# Stated task
Pick out every line with the word "Sunday" and copy it.
****
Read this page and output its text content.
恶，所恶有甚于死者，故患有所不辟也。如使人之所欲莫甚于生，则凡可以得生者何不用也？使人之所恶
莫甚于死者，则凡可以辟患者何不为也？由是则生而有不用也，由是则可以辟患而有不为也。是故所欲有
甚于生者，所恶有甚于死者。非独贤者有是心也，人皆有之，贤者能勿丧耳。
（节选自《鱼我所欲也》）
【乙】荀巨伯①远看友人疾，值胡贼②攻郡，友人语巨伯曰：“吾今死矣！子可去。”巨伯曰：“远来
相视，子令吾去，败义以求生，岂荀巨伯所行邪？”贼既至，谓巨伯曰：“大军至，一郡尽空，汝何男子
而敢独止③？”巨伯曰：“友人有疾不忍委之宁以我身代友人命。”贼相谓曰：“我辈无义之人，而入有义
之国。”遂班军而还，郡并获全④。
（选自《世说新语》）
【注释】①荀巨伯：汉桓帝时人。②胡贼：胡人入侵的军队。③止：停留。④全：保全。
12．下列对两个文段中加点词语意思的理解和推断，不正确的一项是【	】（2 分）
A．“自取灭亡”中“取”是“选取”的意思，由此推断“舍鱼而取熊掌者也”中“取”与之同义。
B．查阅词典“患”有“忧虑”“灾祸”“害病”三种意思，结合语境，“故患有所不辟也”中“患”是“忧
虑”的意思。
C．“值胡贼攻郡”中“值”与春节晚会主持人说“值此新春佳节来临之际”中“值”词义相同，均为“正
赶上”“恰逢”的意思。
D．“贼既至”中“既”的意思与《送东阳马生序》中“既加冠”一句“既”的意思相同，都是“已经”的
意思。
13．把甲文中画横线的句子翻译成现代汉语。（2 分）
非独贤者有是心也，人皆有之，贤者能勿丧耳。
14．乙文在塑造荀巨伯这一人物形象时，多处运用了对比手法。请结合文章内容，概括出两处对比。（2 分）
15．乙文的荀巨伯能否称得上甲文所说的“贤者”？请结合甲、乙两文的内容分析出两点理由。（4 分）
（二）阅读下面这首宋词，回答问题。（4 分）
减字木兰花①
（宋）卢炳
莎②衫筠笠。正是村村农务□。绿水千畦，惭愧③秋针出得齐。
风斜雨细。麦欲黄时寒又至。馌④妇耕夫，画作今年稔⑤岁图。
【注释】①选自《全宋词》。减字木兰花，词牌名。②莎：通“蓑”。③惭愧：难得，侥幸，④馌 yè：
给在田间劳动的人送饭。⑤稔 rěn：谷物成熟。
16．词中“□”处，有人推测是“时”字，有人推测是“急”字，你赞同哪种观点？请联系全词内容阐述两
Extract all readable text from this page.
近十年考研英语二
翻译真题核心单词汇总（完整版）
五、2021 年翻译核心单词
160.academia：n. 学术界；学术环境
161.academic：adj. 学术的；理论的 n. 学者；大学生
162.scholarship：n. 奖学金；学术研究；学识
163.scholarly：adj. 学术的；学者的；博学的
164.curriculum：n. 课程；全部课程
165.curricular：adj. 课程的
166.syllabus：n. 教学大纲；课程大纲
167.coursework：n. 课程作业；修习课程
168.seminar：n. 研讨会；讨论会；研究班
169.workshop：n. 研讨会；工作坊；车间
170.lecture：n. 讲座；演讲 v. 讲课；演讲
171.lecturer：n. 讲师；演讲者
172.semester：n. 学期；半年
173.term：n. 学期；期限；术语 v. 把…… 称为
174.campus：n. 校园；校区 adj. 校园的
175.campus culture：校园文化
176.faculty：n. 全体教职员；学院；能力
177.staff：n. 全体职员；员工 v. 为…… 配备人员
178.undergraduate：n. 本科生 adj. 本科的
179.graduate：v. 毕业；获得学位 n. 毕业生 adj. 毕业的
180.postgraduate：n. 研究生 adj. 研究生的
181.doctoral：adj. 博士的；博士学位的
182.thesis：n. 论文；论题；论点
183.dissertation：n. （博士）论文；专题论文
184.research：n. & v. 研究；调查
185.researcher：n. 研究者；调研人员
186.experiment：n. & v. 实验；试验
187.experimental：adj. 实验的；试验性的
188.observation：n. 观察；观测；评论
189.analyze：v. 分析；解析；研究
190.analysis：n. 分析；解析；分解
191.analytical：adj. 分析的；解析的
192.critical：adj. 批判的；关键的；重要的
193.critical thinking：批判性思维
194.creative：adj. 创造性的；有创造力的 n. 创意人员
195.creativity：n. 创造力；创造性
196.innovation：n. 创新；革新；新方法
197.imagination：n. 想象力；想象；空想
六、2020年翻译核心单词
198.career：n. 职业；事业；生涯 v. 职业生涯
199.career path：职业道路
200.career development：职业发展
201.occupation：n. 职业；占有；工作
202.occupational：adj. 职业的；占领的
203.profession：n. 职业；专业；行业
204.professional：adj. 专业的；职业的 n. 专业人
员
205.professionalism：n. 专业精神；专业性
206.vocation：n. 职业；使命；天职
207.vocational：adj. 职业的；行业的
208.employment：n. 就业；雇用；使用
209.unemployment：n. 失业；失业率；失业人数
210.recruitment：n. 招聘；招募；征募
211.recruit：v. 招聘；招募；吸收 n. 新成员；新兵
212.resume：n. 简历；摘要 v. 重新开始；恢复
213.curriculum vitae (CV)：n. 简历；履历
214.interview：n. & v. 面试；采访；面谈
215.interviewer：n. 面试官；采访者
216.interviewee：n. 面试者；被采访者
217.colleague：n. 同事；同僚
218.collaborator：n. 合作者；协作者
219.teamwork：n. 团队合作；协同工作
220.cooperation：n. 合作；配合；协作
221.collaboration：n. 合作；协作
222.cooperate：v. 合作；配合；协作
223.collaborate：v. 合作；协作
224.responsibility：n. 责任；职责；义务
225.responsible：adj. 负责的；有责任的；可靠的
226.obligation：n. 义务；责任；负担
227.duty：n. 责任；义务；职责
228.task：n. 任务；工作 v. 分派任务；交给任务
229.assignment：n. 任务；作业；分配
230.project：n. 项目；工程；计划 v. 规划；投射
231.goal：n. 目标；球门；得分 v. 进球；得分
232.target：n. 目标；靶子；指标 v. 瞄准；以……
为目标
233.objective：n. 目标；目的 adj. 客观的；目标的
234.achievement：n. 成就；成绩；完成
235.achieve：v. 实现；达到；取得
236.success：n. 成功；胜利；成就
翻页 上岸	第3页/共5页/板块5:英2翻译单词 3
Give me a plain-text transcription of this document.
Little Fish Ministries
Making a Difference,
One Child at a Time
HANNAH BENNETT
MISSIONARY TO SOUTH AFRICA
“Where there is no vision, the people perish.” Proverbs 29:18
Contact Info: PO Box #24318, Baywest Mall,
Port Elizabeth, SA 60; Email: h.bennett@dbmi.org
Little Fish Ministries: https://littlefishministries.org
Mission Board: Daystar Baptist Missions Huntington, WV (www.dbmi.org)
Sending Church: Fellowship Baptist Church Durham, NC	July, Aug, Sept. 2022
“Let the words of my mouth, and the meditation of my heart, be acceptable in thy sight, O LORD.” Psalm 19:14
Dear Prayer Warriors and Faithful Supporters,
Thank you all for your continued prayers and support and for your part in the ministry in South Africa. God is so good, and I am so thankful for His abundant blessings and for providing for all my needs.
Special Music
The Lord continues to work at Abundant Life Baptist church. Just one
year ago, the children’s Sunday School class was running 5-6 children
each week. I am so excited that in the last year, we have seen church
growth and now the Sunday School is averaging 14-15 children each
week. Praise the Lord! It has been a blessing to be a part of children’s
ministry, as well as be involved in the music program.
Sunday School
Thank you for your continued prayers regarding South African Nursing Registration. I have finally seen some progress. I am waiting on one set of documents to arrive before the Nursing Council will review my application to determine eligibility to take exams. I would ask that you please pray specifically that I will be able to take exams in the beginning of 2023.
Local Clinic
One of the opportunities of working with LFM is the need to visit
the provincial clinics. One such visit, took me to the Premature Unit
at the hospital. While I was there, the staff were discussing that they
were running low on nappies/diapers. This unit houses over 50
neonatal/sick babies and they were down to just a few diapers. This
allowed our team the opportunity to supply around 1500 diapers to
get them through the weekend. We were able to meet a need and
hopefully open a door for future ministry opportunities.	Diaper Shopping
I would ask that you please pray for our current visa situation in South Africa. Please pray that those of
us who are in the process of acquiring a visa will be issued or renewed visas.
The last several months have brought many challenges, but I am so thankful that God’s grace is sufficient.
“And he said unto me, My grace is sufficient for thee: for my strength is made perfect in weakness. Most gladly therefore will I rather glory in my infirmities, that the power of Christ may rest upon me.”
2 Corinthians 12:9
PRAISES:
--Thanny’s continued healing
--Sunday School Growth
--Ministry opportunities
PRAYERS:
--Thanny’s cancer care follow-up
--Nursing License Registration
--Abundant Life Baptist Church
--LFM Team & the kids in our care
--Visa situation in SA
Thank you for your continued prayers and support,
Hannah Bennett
****
# Task response
year ago, the children’s Sunday School class was running 5-6 children
growth and now the Sunday School is averaging 14-15 children each
Sunday School
--Sunday School Growth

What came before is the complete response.